--- Start of RECORDS PROVIDED ---

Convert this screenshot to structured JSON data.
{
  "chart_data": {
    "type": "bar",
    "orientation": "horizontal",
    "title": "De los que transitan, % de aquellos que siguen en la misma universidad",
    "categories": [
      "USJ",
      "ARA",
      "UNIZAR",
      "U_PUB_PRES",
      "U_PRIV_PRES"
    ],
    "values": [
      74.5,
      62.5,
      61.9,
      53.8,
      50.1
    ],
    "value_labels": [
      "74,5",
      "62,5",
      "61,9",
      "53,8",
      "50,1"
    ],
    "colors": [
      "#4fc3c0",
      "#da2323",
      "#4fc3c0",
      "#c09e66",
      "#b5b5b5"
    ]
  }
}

--- End of RECORDS PROVIDED ---

→ **REQUIRED WORK**: Each record above must be given again exactly.

→ **TASK ANSWER**:
Convert this screenshot to structured JSON data.
{
  "chart_data": {
    "type": "bar",
    "orientation": "horizontal",
    "title": "De los que transitan, % de aquellos que siguen en la misma universidad",
    "categories": [
      "USJ",
      "ARA",
      "UNIZAR",
      "U_PUB_PRES",
      "U_PRIV_PRES"
    ],
    "values": [
      74.5,
      62.5,
      61.9,
      53.8,
      50.1
    ],
    "value_labels": [
      "74,5",
      "62,5",
      "61,9",
      "53,8",
      "50,1"
    ],
    "colors": [
      "#4fc3c0",
      "#da2323",
      "#4fc3c0",
      "#c09e66",
      "#b5b5b5"
    ]
  }
}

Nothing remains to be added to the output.